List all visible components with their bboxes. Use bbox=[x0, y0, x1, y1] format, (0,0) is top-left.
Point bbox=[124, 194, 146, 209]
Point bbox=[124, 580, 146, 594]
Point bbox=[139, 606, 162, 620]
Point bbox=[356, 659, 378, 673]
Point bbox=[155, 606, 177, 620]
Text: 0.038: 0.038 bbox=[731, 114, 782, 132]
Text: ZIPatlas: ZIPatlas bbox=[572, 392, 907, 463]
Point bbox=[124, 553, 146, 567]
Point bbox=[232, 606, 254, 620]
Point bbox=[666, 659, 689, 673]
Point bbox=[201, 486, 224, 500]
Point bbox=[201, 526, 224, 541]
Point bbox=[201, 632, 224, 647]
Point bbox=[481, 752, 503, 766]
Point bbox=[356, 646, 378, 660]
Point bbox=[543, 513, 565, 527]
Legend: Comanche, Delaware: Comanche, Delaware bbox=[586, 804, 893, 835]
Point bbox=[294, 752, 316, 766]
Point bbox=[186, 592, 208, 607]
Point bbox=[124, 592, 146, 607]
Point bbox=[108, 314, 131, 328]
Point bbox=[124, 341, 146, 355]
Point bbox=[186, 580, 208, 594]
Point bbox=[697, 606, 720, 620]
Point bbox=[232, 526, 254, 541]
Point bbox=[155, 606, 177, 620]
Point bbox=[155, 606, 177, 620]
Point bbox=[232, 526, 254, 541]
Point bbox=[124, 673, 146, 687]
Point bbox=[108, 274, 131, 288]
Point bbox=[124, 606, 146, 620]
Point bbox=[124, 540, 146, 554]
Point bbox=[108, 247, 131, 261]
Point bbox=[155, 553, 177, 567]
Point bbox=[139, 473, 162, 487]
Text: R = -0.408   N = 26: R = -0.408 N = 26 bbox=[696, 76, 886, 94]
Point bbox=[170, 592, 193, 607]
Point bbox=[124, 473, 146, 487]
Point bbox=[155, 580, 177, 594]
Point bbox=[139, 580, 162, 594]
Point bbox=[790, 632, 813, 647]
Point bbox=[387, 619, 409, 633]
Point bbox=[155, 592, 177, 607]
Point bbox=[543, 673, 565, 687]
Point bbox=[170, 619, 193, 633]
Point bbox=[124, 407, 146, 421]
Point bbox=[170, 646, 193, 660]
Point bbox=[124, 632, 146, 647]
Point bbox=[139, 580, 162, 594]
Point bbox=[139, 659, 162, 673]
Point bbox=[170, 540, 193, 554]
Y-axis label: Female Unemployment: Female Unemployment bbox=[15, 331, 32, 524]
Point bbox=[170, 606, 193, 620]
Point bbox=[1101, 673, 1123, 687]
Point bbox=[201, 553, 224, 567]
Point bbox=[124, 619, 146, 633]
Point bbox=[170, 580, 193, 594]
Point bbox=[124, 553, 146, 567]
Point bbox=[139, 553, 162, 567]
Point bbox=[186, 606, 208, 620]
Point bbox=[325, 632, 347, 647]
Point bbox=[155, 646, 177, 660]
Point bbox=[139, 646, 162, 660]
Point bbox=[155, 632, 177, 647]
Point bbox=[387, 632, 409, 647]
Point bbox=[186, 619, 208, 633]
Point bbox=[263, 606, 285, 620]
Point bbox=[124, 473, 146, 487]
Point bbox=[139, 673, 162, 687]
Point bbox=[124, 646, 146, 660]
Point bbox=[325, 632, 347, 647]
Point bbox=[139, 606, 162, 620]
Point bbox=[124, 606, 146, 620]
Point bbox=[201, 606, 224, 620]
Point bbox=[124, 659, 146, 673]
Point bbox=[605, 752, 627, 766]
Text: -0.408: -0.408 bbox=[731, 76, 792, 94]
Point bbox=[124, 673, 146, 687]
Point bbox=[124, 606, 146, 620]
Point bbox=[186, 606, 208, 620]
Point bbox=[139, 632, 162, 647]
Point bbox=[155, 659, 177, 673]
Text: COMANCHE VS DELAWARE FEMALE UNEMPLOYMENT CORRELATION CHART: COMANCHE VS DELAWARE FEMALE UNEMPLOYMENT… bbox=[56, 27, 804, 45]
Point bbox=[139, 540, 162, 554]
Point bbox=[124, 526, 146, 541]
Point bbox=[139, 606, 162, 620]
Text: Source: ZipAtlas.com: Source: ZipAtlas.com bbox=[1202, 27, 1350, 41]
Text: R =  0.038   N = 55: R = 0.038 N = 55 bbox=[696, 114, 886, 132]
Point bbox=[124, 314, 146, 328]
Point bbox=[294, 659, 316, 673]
****************************************
> Goal
Copy the entries from the very first one down through the line containing "Point bbox=[108, 274, 131, 288]", and swap "Legend" for "Key" wherever it appears, leaving everything else unchanged.

> Response to the exercise
List all visible components with their bboxes. Use bbox=[x0, y0, x1, y1] format, (0,0) is top-left.
Point bbox=[124, 194, 146, 209]
Point bbox=[124, 580, 146, 594]
Point bbox=[139, 606, 162, 620]
Point bbox=[356, 659, 378, 673]
Point bbox=[155, 606, 177, 620]
Text: 0.038: 0.038 bbox=[731, 114, 782, 132]
Text: ZIPatlas: ZIPatlas bbox=[572, 392, 907, 463]
Point bbox=[124, 553, 146, 567]
Point bbox=[232, 606, 254, 620]
Point bbox=[666, 659, 689, 673]
Point bbox=[201, 486, 224, 500]
Point bbox=[201, 526, 224, 541]
Point bbox=[201, 632, 224, 647]
Point bbox=[481, 752, 503, 766]
Point bbox=[356, 646, 378, 660]
Point bbox=[543, 513, 565, 527]
Key: Comanche, Delaware: Comanche, Delaware bbox=[586, 804, 893, 835]
Point bbox=[294, 752, 316, 766]
Point bbox=[186, 592, 208, 607]
Point bbox=[124, 592, 146, 607]
Point bbox=[108, 314, 131, 328]
Point bbox=[124, 341, 146, 355]
Point bbox=[186, 580, 208, 594]
Point bbox=[697, 606, 720, 620]
Point bbox=[232, 526, 254, 541]
Point bbox=[155, 606, 177, 620]
Point bbox=[155, 606, 177, 620]
Point bbox=[232, 526, 254, 541]
Point bbox=[124, 673, 146, 687]
Point bbox=[108, 274, 131, 288]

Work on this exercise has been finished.